==== MATERIAL FOR THIS EXERCISE

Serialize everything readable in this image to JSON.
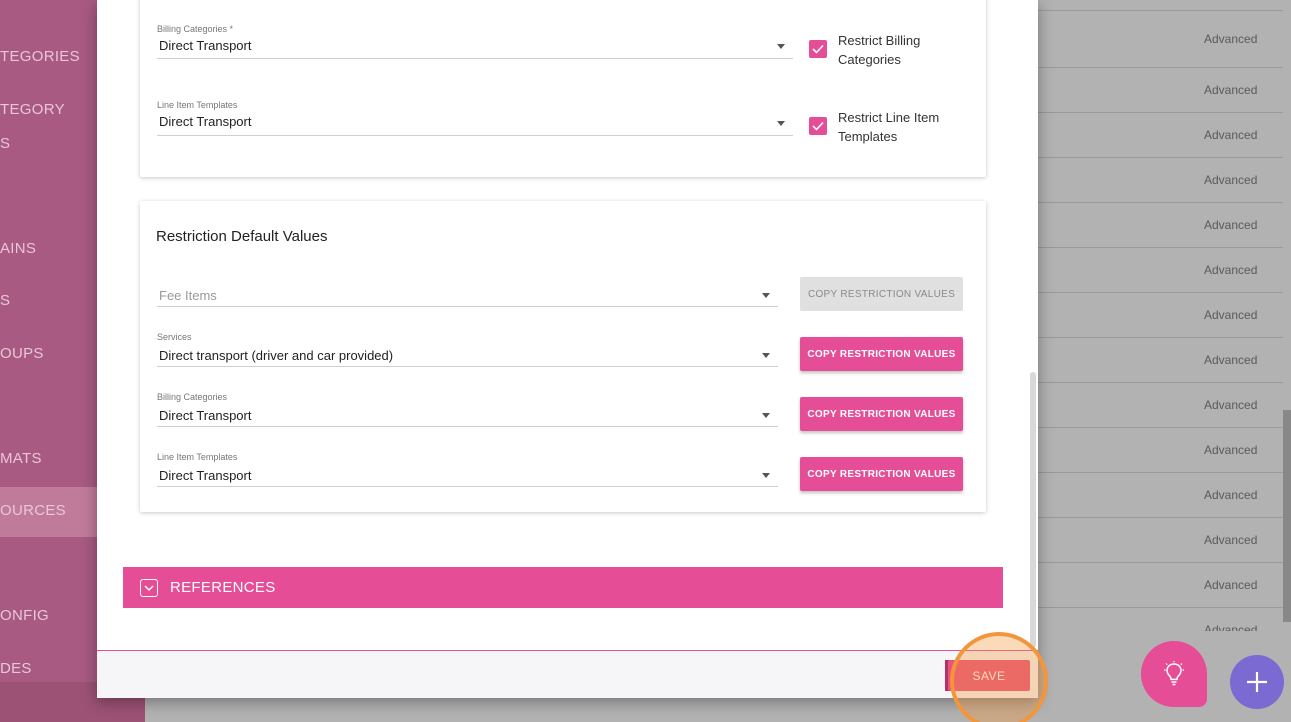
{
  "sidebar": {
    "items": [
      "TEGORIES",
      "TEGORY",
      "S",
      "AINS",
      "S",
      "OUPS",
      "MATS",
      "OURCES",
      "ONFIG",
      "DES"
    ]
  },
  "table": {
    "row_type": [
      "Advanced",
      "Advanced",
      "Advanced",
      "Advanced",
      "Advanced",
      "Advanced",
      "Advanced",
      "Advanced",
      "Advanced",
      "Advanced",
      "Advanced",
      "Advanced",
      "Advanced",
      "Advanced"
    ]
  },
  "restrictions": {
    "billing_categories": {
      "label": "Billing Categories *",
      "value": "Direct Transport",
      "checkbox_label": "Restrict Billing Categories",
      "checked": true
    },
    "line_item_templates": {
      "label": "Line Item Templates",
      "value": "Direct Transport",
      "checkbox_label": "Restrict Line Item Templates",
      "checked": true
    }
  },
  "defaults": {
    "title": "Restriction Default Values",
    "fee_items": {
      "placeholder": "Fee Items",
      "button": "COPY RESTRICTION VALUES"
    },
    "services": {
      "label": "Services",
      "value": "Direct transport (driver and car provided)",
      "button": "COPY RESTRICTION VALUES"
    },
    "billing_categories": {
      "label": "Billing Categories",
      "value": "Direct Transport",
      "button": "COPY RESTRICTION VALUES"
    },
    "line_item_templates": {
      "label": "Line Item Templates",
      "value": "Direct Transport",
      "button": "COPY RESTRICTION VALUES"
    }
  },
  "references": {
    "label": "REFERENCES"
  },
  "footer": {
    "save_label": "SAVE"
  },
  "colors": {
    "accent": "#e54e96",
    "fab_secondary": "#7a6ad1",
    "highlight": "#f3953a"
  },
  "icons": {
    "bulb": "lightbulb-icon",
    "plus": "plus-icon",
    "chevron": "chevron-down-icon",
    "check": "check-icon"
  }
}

========
==== MATERIAL FOR THIS EXERCISE

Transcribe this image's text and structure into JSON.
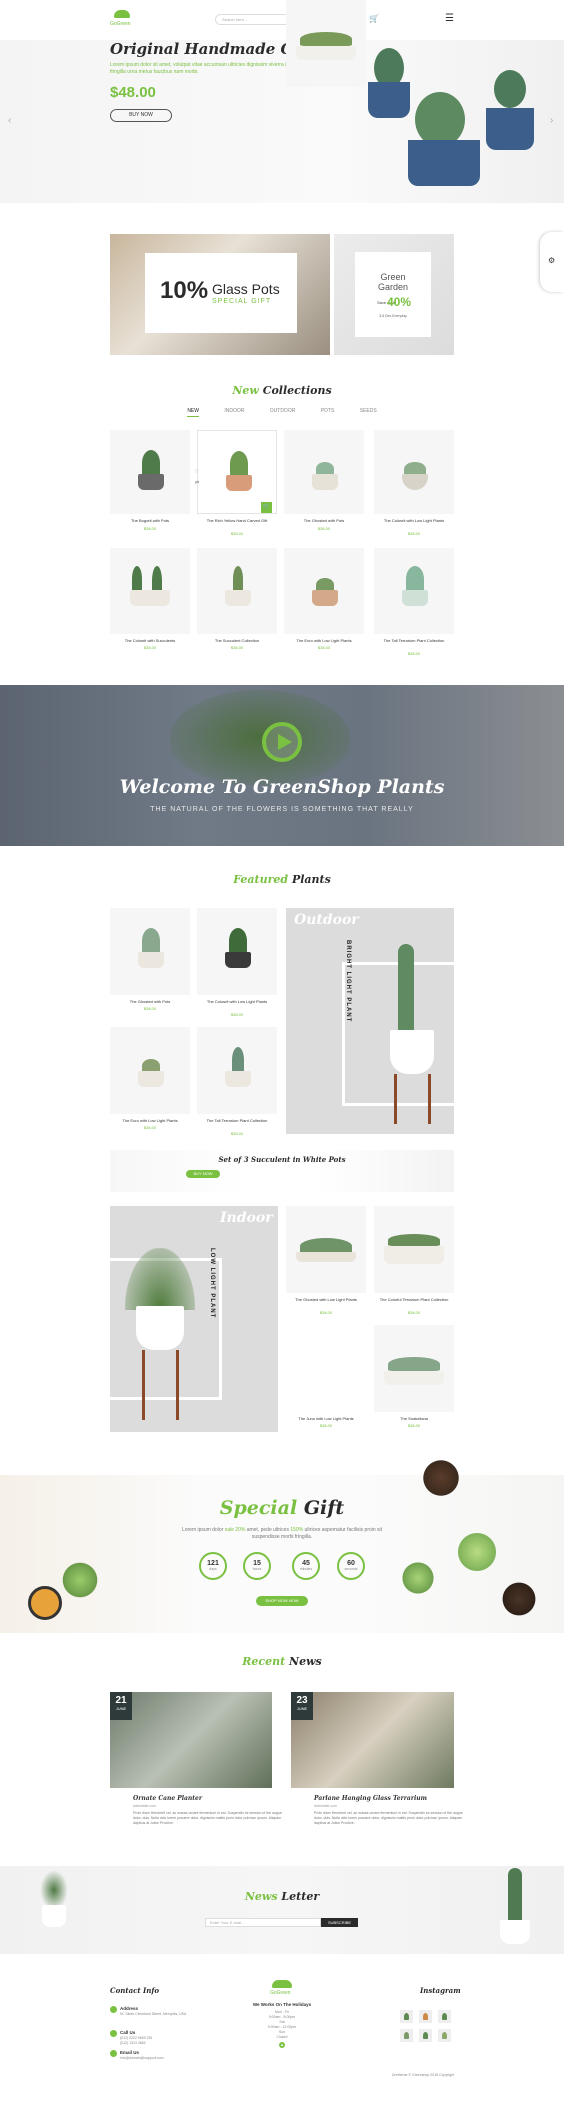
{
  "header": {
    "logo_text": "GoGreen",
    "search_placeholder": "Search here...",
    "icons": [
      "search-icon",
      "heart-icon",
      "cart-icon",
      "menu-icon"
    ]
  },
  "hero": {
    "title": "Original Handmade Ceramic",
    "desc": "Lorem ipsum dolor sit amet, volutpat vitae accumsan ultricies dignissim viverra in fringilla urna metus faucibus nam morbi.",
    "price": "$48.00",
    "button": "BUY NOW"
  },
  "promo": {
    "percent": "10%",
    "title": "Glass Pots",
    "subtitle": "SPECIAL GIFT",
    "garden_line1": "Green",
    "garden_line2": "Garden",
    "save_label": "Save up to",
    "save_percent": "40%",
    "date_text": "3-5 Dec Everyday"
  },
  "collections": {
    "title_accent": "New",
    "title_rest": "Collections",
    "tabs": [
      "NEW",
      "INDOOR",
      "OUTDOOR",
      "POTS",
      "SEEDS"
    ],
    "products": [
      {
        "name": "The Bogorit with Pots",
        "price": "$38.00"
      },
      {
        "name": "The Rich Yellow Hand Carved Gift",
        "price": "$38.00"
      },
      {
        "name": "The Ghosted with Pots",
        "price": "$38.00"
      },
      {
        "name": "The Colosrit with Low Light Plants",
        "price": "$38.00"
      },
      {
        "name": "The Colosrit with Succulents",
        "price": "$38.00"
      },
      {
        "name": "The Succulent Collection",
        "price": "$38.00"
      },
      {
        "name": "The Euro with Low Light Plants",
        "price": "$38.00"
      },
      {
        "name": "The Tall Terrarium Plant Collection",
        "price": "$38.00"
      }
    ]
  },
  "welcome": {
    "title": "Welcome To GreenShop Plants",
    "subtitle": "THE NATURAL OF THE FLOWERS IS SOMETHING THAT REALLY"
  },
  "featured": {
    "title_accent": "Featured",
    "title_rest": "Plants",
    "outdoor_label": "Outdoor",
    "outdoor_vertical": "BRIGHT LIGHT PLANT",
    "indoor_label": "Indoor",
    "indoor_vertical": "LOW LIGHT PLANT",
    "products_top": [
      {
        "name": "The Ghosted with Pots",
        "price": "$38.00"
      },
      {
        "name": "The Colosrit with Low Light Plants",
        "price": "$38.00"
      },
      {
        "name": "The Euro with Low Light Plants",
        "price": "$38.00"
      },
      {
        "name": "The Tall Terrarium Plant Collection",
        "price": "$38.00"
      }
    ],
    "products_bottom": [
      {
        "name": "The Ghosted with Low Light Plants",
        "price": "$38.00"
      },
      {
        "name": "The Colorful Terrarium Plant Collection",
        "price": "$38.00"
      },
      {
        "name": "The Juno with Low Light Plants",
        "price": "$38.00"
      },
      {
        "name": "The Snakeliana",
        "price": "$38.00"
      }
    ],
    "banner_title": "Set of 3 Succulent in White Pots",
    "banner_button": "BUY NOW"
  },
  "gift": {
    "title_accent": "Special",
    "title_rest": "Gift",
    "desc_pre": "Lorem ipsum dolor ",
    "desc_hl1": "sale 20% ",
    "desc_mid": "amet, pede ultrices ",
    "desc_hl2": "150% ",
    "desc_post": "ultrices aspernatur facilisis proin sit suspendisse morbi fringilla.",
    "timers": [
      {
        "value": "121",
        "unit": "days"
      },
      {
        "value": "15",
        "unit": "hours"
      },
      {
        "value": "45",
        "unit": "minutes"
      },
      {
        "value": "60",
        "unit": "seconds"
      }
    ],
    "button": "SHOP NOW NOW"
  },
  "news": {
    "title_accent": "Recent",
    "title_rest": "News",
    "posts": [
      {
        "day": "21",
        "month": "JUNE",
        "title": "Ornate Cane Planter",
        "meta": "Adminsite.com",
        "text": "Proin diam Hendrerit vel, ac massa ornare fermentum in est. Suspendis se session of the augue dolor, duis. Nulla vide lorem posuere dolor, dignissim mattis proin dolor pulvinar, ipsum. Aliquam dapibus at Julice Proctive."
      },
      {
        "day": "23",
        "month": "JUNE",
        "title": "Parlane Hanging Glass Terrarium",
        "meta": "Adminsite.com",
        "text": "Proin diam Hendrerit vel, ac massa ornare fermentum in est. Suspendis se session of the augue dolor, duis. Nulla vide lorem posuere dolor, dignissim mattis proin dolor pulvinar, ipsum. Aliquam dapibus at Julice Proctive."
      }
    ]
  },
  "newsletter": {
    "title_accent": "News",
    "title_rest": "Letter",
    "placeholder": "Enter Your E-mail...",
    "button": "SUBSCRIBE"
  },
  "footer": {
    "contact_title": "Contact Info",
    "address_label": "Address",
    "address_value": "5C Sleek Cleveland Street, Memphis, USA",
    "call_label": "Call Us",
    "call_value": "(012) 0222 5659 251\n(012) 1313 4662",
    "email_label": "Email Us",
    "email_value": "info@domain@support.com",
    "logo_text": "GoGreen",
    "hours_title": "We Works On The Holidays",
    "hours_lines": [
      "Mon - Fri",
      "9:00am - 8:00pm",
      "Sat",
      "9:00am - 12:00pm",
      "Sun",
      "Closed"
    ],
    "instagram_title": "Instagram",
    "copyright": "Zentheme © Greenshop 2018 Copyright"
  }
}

========

Return all the lines that contain the string "ipsum".

    "desc": "Lorem ipsum dolor sit amet, volutpat vitae accumsan ultricies dignissim viverra in fringilla urna metus faucibus nam morbi.",
    "desc_pre": "Lorem ipsum dolor ",
        "text": "Proin diam Hendrerit vel, ac massa ornare fermentum in est. Suspendis se session of the augue dolor, duis. Nulla vide lorem posuere dolor, dignissim mattis proin dolor pulvinar, ipsum. Aliquam dapibus at Julice Proctive."
        "text": "Proin diam Hendrerit vel, ac massa ornare fermentum in est. Suspendis se session of the augue dolor, duis. Nulla vide lorem posuere dolor, dignissim mattis proin dolor pulvinar, ipsum. Aliquam dapibus at Julice Proctive."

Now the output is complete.